EXCERPTED RECORDS:
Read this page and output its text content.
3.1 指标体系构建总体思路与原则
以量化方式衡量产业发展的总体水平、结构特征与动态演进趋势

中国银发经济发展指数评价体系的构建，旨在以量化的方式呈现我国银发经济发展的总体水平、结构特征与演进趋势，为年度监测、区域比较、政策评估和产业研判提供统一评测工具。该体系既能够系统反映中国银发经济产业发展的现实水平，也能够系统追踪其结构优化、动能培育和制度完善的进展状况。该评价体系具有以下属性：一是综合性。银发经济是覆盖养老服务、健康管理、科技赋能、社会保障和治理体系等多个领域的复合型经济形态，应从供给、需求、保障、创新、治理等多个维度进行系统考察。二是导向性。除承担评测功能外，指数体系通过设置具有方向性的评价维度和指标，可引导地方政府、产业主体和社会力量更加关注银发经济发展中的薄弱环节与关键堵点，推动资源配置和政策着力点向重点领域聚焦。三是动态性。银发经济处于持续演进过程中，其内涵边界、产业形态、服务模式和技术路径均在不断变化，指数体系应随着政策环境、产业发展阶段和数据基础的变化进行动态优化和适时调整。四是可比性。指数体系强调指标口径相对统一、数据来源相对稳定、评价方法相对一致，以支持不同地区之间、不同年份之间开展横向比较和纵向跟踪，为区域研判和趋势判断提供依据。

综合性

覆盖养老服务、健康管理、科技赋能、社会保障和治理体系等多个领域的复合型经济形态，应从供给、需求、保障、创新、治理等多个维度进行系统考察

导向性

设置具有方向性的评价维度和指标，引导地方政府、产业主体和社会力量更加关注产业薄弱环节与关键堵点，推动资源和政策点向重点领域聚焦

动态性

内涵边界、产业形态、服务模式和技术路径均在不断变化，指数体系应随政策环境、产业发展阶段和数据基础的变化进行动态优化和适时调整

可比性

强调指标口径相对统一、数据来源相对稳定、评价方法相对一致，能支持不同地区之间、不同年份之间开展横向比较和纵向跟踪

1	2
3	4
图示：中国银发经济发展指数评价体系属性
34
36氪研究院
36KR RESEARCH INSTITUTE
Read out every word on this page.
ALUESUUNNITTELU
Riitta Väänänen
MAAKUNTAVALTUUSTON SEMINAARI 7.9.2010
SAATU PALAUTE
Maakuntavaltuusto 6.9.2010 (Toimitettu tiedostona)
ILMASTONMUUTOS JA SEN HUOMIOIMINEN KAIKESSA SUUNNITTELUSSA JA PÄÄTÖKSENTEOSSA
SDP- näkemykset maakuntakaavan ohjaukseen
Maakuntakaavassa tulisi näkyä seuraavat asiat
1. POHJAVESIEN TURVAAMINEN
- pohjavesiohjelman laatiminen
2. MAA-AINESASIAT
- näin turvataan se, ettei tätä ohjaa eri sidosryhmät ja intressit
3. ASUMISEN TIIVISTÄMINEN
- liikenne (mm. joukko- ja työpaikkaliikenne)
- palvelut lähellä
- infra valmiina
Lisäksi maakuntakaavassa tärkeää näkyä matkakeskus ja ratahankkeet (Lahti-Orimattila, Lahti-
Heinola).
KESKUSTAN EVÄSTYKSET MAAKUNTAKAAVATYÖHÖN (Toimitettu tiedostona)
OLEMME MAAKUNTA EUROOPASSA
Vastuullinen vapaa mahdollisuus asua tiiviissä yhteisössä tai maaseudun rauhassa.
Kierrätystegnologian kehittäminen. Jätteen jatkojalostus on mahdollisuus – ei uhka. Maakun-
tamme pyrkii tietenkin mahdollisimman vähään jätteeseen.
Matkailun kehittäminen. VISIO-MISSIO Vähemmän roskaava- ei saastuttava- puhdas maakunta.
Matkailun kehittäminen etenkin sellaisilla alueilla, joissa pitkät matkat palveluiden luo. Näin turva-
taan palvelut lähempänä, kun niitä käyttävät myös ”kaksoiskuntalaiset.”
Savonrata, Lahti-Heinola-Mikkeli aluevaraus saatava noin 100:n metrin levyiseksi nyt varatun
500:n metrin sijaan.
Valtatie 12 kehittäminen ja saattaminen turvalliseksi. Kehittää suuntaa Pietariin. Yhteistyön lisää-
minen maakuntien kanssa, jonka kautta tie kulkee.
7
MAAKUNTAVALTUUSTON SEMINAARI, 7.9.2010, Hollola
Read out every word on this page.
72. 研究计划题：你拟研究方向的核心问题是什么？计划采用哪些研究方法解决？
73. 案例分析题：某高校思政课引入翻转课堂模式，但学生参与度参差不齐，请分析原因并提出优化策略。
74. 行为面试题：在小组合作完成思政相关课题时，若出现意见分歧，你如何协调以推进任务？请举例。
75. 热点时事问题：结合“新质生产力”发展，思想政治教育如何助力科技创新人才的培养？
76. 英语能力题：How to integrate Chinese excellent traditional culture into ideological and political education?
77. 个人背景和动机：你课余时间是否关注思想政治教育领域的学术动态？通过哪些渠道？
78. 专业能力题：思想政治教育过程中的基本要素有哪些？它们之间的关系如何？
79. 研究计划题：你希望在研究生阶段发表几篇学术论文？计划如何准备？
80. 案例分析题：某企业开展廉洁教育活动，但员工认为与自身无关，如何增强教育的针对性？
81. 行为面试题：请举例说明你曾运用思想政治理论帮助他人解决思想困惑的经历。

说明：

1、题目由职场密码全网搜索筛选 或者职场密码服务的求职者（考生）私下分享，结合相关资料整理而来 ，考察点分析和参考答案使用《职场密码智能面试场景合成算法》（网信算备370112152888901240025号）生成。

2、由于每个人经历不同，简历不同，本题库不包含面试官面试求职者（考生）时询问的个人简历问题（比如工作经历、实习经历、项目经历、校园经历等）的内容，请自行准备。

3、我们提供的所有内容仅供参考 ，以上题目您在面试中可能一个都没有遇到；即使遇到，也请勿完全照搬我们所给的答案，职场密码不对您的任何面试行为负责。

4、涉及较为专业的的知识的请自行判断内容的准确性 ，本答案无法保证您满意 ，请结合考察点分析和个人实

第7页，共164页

WHAT IS EXPECTED:
Write out the full listing exactly as given.

CORRECT RESPONSE:
Read this page and output its text content.
3.1 指标体系构建总体思路与原则
以量化方式衡量产业发展的总体水平、结构特征与动态演进趋势

中国银发经济发展指数评价体系的构建，旨在以量化的方式呈现我国银发经济发展的总体水平、结构特征与演进趋势，为年度监测、区域比较、政策评估和产业研判提供统一评测工具。该体系既能够系统反映中国银发经济产业发展的现实水平，也能够系统追踪其结构优化、动能培育和制度完善的进展状况。该评价体系具有以下属性：一是综合性。银发经济是覆盖养老服务、健康管理、科技赋能、社会保障和治理体系等多个领域的复合型经济形态，应从供给、需求、保障、创新、治理等多个维度进行系统考察。二是导向性。除承担评测功能外，指数体系通过设置具有方向性的评价维度和指标，可引导地方政府、产业主体和社会力量更加关注银发经济发展中的薄弱环节与关键堵点，推动资源配置和政策着力点向重点领域聚焦。三是动态性。银发经济处于持续演进过程中，其内涵边界、产业形态、服务模式和技术路径均在不断变化，指数体系应随着政策环境、产业发展阶段和数据基础的变化进行动态优化和适时调整。四是可比性。指数体系强调指标口径相对统一、数据来源相对稳定、评价方法相对一致，以支持不同地区之间、不同年份之间开展横向比较和纵向跟踪，为区域研判和趋势判断提供依据。

综合性

覆盖养老服务、健康管理、科技赋能、社会保障和治理体系等多个领域的复合型经济形态，应从供给、需求、保障、创新、治理等多个维度进行系统考察

导向性

设置具有方向性的评价维度和指标，引导地方政府、产业主体和社会力量更加关注产业薄弱环节与关键堵点，推动资源和政策点向重点领域聚焦

动态性

内涵边界、产业形态、服务模式和技术路径均在不断变化，指数体系应随政策环境、产业发展阶段和数据基础的变化进行动态优化和适时调整

可比性

强调指标口径相对统一、数据来源相对稳定、评价方法相对一致，能支持不同地区之间、不同年份之间开展横向比较和纵向跟踪

1	2
3	4
图示：中国银发经济发展指数评价体系属性
34
36氪研究院
36KR RESEARCH INSTITUTE
Read out every word on this page.
ALUESUUNNITTELU
Riitta Väänänen
MAAKUNTAVALTUUSTON SEMINAARI 7.9.2010
SAATU PALAUTE
Maakuntavaltuusto 6.9.2010 (Toimitettu tiedostona)
ILMASTONMUUTOS JA SEN HUOMIOIMINEN KAIKESSA SUUNNITTELUSSA JA PÄÄTÖKSENTEOSSA
SDP- näkemykset maakuntakaavan ohjaukseen
Maakuntakaavassa tulisi näkyä seuraavat asiat
1. POHJAVESIEN TURVAAMINEN
- pohjavesiohjelman laatiminen
2. MAA-AINESASIAT
- näin turvataan se, ettei tätä ohjaa eri sidosryhmät ja intressit
3. ASUMISEN TIIVISTÄMINEN
- liikenne (mm. joukko- ja työpaikkaliikenne)
- palvelut lähellä
- infra valmiina
Lisäksi maakuntakaavassa tärkeää näkyä matkakeskus ja ratahankkeet (Lahti-Orimattila, Lahti-
Heinola).
KESKUSTAN EVÄSTYKSET MAAKUNTAKAAVATYÖHÖN (Toimitettu tiedostona)
OLEMME MAAKUNTA EUROOPASSA
Vastuullinen vapaa mahdollisuus asua tiiviissä yhteisössä tai maaseudun rauhassa.
Kierrätystegnologian kehittäminen. Jätteen jatkojalostus on mahdollisuus – ei uhka. Maakun-
tamme pyrkii tietenkin mahdollisimman vähään jätteeseen.
Matkailun kehittäminen. VISIO-MISSIO Vähemmän roskaava- ei saastuttava- puhdas maakunta.
Matkailun kehittäminen etenkin sellaisilla alueilla, joissa pitkät matkat palveluiden luo. Näin turva-
taan palvelut lähempänä, kun niitä käyttävät myös ”kaksoiskuntalaiset.”
Savonrata, Lahti-Heinola-Mikkeli aluevaraus saatava noin 100:n metrin levyiseksi nyt varatun
500:n metrin sijaan.
Valtatie 12 kehittäminen ja saattaminen turvalliseksi. Kehittää suuntaa Pietariin. Yhteistyön lisää-
minen maakuntien kanssa, jonka kautta tie kulkee.
7
MAAKUNTAVALTUUSTON SEMINAARI, 7.9.2010, Hollola
Read out every word on this page.
72. 研究计划题：你拟研究方向的核心问题是什么？计划采用哪些研究方法解决？
73. 案例分析题：某高校思政课引入翻转课堂模式，但学生参与度参差不齐，请分析原因并提出优化策略。
74. 行为面试题：在小组合作完成思政相关课题时，若出现意见分歧，你如何协调以推进任务？请举例。
75. 热点时事问题：结合“新质生产力”发展，思想政治教育如何助力科技创新人才的培养？
76. 英语能力题：How to integrate Chinese excellent traditional culture into ideological and political education?
77. 个人背景和动机：你课余时间是否关注思想政治教育领域的学术动态？通过哪些渠道？
78. 专业能力题：思想政治教育过程中的基本要素有哪些？它们之间的关系如何？
79. 研究计划题：你希望在研究生阶段发表几篇学术论文？计划如何准备？
80. 案例分析题：某企业开展廉洁教育活动，但员工认为与自身无关，如何增强教育的针对性？
81. 行为面试题：请举例说明你曾运用思想政治理论帮助他人解决思想困惑的经历。

说明：

1、题目由职场密码全网搜索筛选 或者职场密码服务的求职者（考生）私下分享，结合相关资料整理而来 ，考察点分析和参考答案使用《职场密码智能面试场景合成算法》（网信算备370112152888901240025号）生成。

2、由于每个人经历不同，简历不同，本题库不包含面试官面试求职者（考生）时询问的个人简历问题（比如工作经历、实习经历、项目经历、校园经历等）的内容，请自行准备。

3、我们提供的所有内容仅供参考 ，以上题目您在面试中可能一个都没有遇到；即使遇到，也请勿完全照搬我们所给的答案，职场密码不对您的任何面试行为负责。

4、涉及较为专业的的知识的请自行判断内容的准确性 ，本答案无法保证您满意 ，请结合考察点分析和个人实

第7页，共164页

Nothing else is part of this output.